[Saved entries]
-- start --

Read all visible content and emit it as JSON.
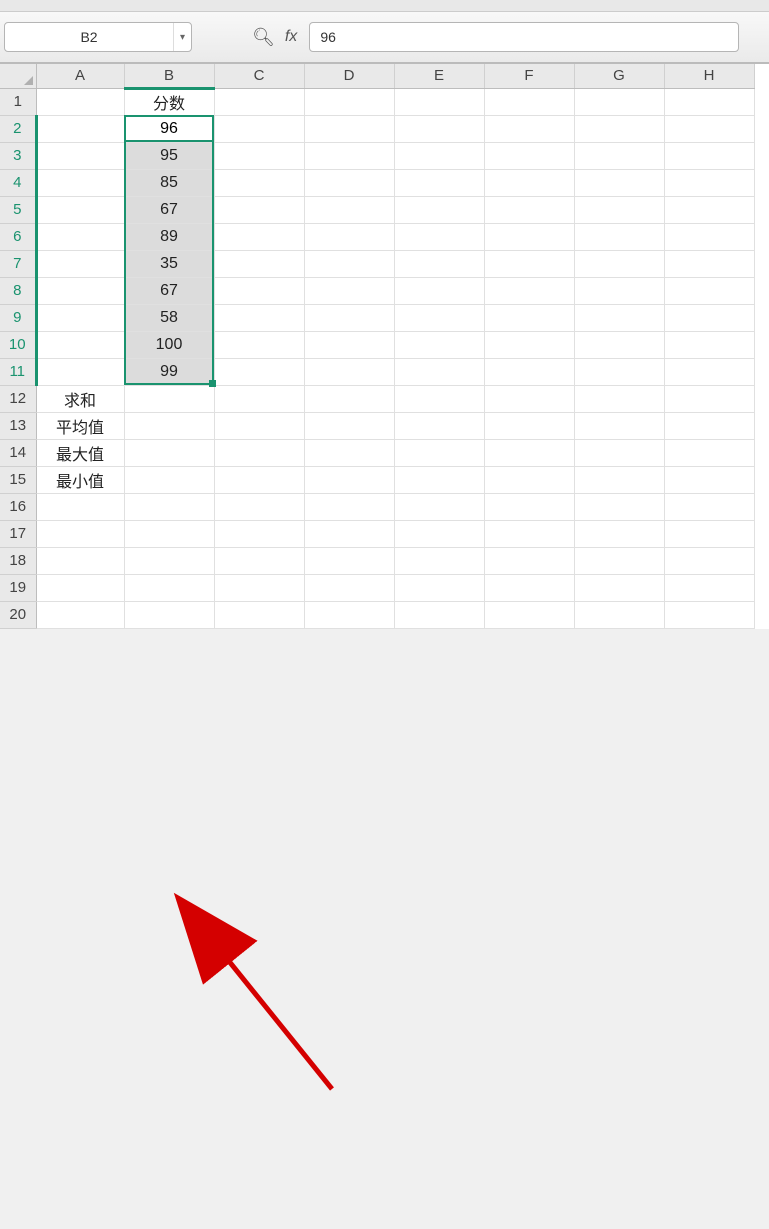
{
  "namebox": {
    "value": "B2"
  },
  "formula_bar": {
    "value": "96",
    "fx_label": "fx"
  },
  "columns": [
    "A",
    "B",
    "C",
    "D",
    "E",
    "F",
    "G",
    "H"
  ],
  "row_count": 20,
  "selected_col_index": 1,
  "selected_rows_from": 2,
  "selected_rows_to": 11,
  "cells": {
    "B1": "分数",
    "B2": "96",
    "B3": "95",
    "B4": "85",
    "B5": "67",
    "B6": "89",
    "B7": "35",
    "B8": "67",
    "B9": "58",
    "B10": "100",
    "B11": "99",
    "A12": "求和",
    "A13": "平均值",
    "A14": "最大值",
    "A15": "最小值"
  },
  "chart_data": {
    "type": "table",
    "title": "分数",
    "values": [
      96,
      95,
      85,
      67,
      89,
      35,
      67,
      58,
      100,
      99
    ],
    "stats_labels": [
      "求和",
      "平均值",
      "最大值",
      "最小值"
    ]
  }
}
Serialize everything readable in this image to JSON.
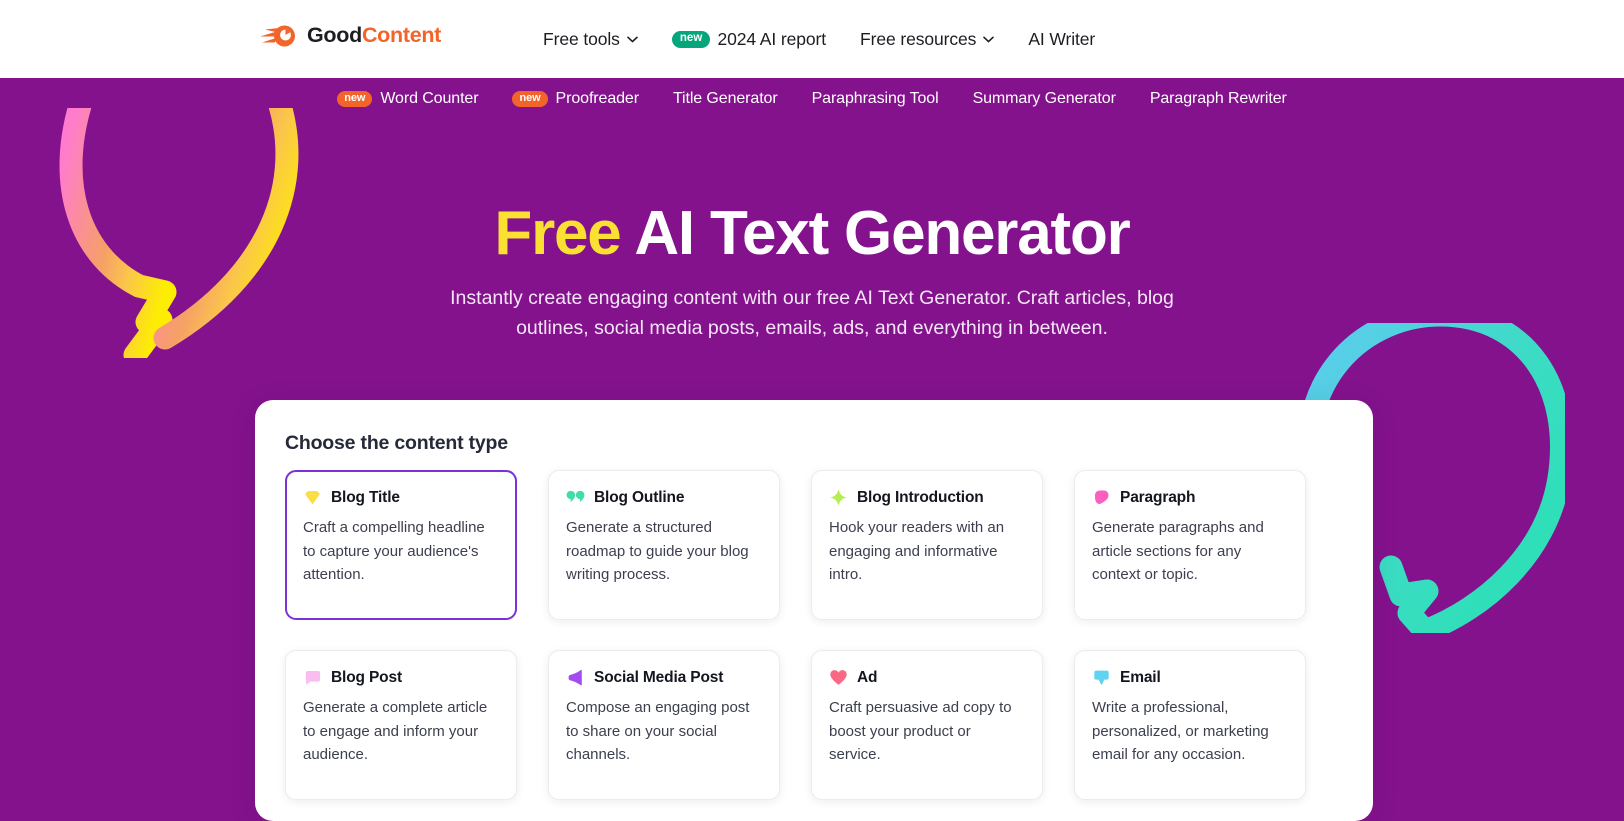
{
  "header": {
    "logo": {
      "icon": "comet-icon",
      "text_primary": "Good",
      "text_accent": "Content"
    },
    "nav": [
      {
        "label": "Free tools",
        "icon": "chevron-down-icon",
        "badge": null
      },
      {
        "label": "2024 AI report",
        "icon": null,
        "badge": "new"
      },
      {
        "label": "Free resources",
        "icon": "chevron-down-icon",
        "badge": null
      },
      {
        "label": "AI Writer",
        "icon": null,
        "badge": null
      }
    ]
  },
  "subnav": {
    "items": [
      {
        "label": "Word Counter",
        "badge": "new"
      },
      {
        "label": "Proofreader",
        "badge": "new"
      },
      {
        "label": "Title Generator",
        "badge": null
      },
      {
        "label": "Paraphrasing Tool",
        "badge": null
      },
      {
        "label": "Summary Generator",
        "badge": null
      },
      {
        "label": "Paragraph Rewriter",
        "badge": null
      }
    ]
  },
  "hero": {
    "title_highlight": "Free",
    "title_rest": " AI Text Generator",
    "subtitle": "Instantly create engaging content with our free AI Text Generator. Craft articles, blog outlines, social media posts, emails, ads, and everything in between."
  },
  "panel": {
    "title": "Choose the content type",
    "cards": [
      {
        "title": "Blog Title",
        "description": "Craft a compelling headline to capture your audience's attention.",
        "icon": "diamond-icon",
        "icon_color": "#fbdd3d",
        "selected": true
      },
      {
        "title": "Blog Outline",
        "description": "Generate a structured roadmap to guide your blog writing process.",
        "icon": "double-bubble-icon",
        "icon_color": "#3edfa6",
        "selected": false
      },
      {
        "title": "Blog Introduction",
        "description": "Hook your readers with an engaging and informative intro.",
        "icon": "sparkle-icon",
        "icon_color": "#b5ed55",
        "selected": false
      },
      {
        "title": "Paragraph",
        "description": "Generate paragraphs and article sections for any context or topic.",
        "icon": "pink-blob-icon",
        "icon_color": "#fd5fc0",
        "selected": false
      },
      {
        "title": "Blog Post",
        "description": "Generate a complete article to engage and inform your audience.",
        "icon": "chat-bubble-icon",
        "icon_color": "#f9bdf0",
        "selected": false
      },
      {
        "title": "Social Media Post",
        "description": "Compose an engaging post to share on your social channels.",
        "icon": "megaphone-icon",
        "icon_color": "#a24bf0",
        "selected": false
      },
      {
        "title": "Ad",
        "description": "Craft persuasive ad copy to boost your product or service.",
        "icon": "heart-icon",
        "icon_color": "#fb6883",
        "selected": false
      },
      {
        "title": "Email",
        "description": "Write a professional, personalized, or marketing email for any occasion.",
        "icon": "envelope-icon",
        "icon_color": "#5fd3ef",
        "selected": false
      }
    ]
  },
  "decor": {
    "left_bubble": {
      "name": "speech-bubble-gradient-left",
      "from": "#ff7ccd",
      "mid": "#f8a263",
      "to": "#fdee00"
    },
    "right_bubble": {
      "name": "speech-bubble-gradient-right",
      "from": "#5ecbf0",
      "to": "#2ae0b4"
    }
  },
  "colors": {
    "hero_background": "#84128d",
    "accent_orange": "#f3642a",
    "accent_green": "#06a67c",
    "highlight_yellow": "#fae033",
    "selected_border": "#7b32d6"
  }
}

-- end --

• _Given exercise_:
Go through the listing above and quote it exactly, apart from its images.

• _Exercise result_:
Read all visible content and emit it as JSON.
{
  "namebox": {
    "value": "B2"
  },
  "formula_bar": {
    "value": "96",
    "fx_label": "fx"
  },
  "columns": [
    "A",
    "B",
    "C",
    "D",
    "E",
    "F",
    "G",
    "H"
  ],
  "row_count": 20,
  "selected_col_index": 1,
  "selected_rows_from": 2,
  "selected_rows_to": 11,
  "cells": {
    "B1": "分数",
    "B2": "96",
    "B3": "95",
    "B4": "85",
    "B5": "67",
    "B6": "89",
    "B7": "35",
    "B8": "67",
    "B9": "58",
    "B10": "100",
    "B11": "99",
    "A12": "求和",
    "A13": "平均值",
    "A14": "最大值",
    "A15": "最小值"
  },
  "chart_data": {
    "type": "table",
    "title": "分数",
    "values": [
      96,
      95,
      85,
      67,
      89,
      35,
      67,
      58,
      100,
      99
    ],
    "stats_labels": [
      "求和",
      "平均值",
      "最大值",
      "最小值"
    ]
  }
}
Serialize everything readable in this image to JSON.
{
  "header": {
    "logo": {
      "icon": "comet-icon",
      "text_primary": "Good",
      "text_accent": "Content"
    },
    "nav": [
      {
        "label": "Free tools",
        "icon": "chevron-down-icon",
        "badge": null
      },
      {
        "label": "2024 AI report",
        "icon": null,
        "badge": "new"
      },
      {
        "label": "Free resources",
        "icon": "chevron-down-icon",
        "badge": null
      },
      {
        "label": "AI Writer",
        "icon": null,
        "badge": null
      }
    ]
  },
  "subnav": {
    "items": [
      {
        "label": "Word Counter",
        "badge": "new"
      },
      {
        "label": "Proofreader",
        "badge": "new"
      },
      {
        "label": "Title Generator",
        "badge": null
      },
      {
        "label": "Paraphrasing Tool",
        "badge": null
      },
      {
        "label": "Summary Generator",
        "badge": null
      },
      {
        "label": "Paragraph Rewriter",
        "badge": null
      }
    ]
  },
  "hero": {
    "title_highlight": "Free",
    "title_rest": " AI Text Generator",
    "subtitle": "Instantly create engaging content with our free AI Text Generator. Craft articles, blog outlines, social media posts, emails, ads, and everything in between."
  },
  "panel": {
    "title": "Choose the content type",
    "cards": [
      {
        "title": "Blog Title",
        "description": "Craft a compelling headline to capture your audience's attention.",
        "icon": "diamond-icon",
        "icon_color": "#fbdd3d",
        "selected": true
      },
      {
        "title": "Blog Outline",
        "description": "Generate a structured roadmap to guide your blog writing process.",
        "icon": "double-bubble-icon",
        "icon_color": "#3edfa6",
        "selected": false
      },
      {
        "title": "Blog Introduction",
        "description": "Hook your readers with an engaging and informative intro.",
        "icon": "sparkle-icon",
        "icon_color": "#b5ed55",
        "selected": false
      },
      {
        "title": "Paragraph",
        "description": "Generate paragraphs and article sections for any context or topic.",
        "icon": "pink-blob-icon",
        "icon_color": "#fd5fc0",
        "selected": false
      },
      {
        "title": "Blog Post",
        "description": "Generate a complete article to engage and inform your audience.",
        "icon": "chat-bubble-icon",
        "icon_color": "#f9bdf0",
        "selected": false
      },
      {
        "title": "Social Media Post",
        "description": "Compose an engaging post to share on your social channels.",
        "icon": "megaphone-icon",
        "icon_color": "#a24bf0",
        "selected": false
      },
      {
        "title": "Ad",
        "description": "Craft persuasive ad copy to boost your product or service.",
        "icon": "heart-icon",
        "icon_color": "#fb6883",
        "selected": false
      },
      {
        "title": "Email",
        "description": "Write a professional, personalized, or marketing email for any occasion.",
        "icon": "envelope-icon",
        "icon_color": "#5fd3ef",
        "selected": false
      }
    ]
  },
  "decor": {
    "left_bubble": {
      "name": "speech-bubble-gradient-left",
      "from": "#ff7ccd",
      "mid": "#f8a263",
      "to": "#fdee00"
    },
    "right_bubble": {
      "name": "speech-bubble-gradient-right",
      "from": "#5ecbf0",
      "to": "#2ae0b4"
    }
  },
  "colors": {
    "hero_background": "#84128d",
    "accent_orange": "#f3642a",
    "accent_green": "#06a67c",
    "highlight_yellow": "#fae033",
    "selected_border": "#7b32d6"
  }
}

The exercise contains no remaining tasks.